▶ Required task
Answer with the number of lines in the listing below that contain the word "Russian", and nothing else.

▶ Extracted data
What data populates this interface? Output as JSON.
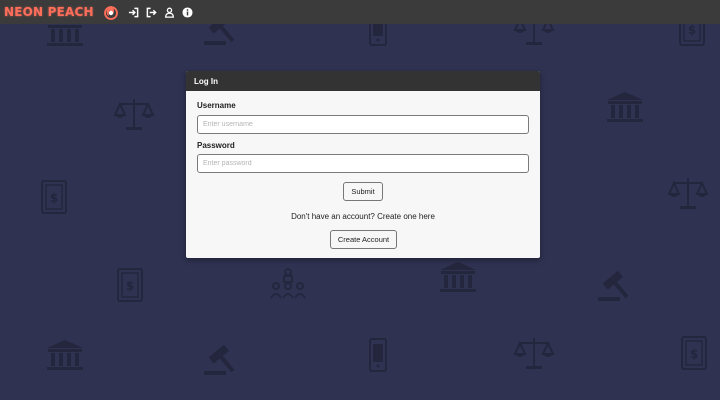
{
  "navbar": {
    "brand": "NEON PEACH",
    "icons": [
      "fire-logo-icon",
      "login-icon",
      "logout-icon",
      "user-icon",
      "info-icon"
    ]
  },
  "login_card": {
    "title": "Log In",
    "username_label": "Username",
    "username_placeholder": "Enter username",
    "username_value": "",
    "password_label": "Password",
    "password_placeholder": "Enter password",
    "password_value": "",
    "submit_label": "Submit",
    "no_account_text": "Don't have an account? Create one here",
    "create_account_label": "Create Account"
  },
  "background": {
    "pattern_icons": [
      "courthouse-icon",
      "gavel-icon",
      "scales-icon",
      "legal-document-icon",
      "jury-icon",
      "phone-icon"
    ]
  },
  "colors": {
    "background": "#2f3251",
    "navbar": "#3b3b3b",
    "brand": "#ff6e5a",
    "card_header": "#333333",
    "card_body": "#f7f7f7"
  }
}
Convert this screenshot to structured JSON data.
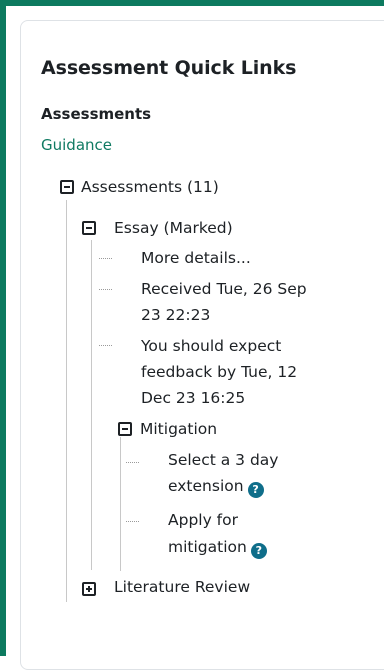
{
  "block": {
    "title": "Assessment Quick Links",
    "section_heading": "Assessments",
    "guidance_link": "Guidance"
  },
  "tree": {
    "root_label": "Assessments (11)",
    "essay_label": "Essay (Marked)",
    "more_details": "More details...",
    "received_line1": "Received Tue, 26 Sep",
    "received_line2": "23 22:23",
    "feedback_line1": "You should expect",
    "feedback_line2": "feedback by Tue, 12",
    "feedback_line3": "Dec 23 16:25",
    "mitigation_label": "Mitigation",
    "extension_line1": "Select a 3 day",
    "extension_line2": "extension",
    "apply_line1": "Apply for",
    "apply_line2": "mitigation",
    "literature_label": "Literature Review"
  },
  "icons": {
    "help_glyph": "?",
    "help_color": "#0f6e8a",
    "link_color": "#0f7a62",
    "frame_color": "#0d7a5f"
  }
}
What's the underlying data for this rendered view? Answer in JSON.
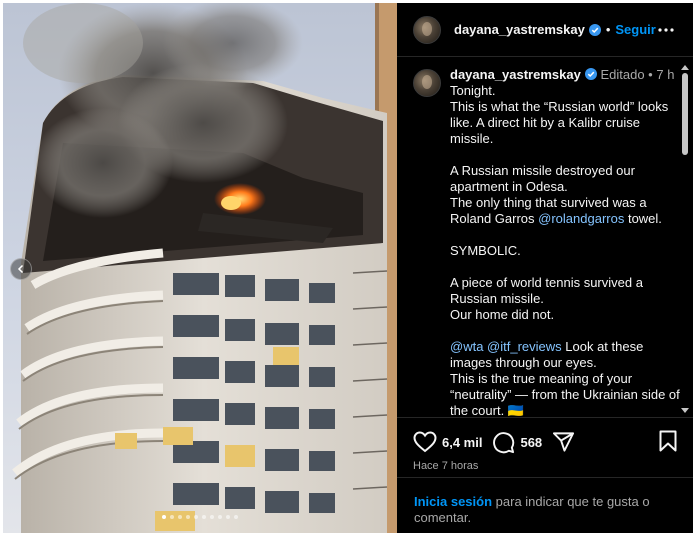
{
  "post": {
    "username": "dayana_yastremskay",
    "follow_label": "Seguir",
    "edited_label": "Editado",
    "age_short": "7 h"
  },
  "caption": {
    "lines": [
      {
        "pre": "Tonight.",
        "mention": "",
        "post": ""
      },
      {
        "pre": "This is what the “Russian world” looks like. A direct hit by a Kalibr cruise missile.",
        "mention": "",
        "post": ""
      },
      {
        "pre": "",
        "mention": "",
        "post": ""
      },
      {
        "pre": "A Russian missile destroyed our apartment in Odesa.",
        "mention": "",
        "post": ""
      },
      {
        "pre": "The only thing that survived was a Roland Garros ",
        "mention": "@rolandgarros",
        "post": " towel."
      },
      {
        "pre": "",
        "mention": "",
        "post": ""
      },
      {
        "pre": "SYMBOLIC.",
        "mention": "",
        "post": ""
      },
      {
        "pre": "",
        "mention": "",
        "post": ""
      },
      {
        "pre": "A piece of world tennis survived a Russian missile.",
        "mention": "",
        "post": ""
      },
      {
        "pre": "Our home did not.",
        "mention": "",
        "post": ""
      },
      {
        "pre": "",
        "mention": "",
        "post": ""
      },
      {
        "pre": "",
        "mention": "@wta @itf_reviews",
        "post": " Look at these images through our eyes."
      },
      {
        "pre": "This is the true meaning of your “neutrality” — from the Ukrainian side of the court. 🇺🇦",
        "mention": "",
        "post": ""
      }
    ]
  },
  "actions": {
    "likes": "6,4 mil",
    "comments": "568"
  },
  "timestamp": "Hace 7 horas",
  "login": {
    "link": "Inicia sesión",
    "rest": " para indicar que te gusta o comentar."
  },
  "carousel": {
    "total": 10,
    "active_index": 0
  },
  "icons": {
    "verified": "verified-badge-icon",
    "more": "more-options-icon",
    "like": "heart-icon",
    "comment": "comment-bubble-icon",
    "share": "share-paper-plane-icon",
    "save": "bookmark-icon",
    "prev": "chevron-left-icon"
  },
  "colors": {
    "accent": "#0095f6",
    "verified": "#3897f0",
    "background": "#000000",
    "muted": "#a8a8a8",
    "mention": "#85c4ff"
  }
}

▶ Solution for this task
3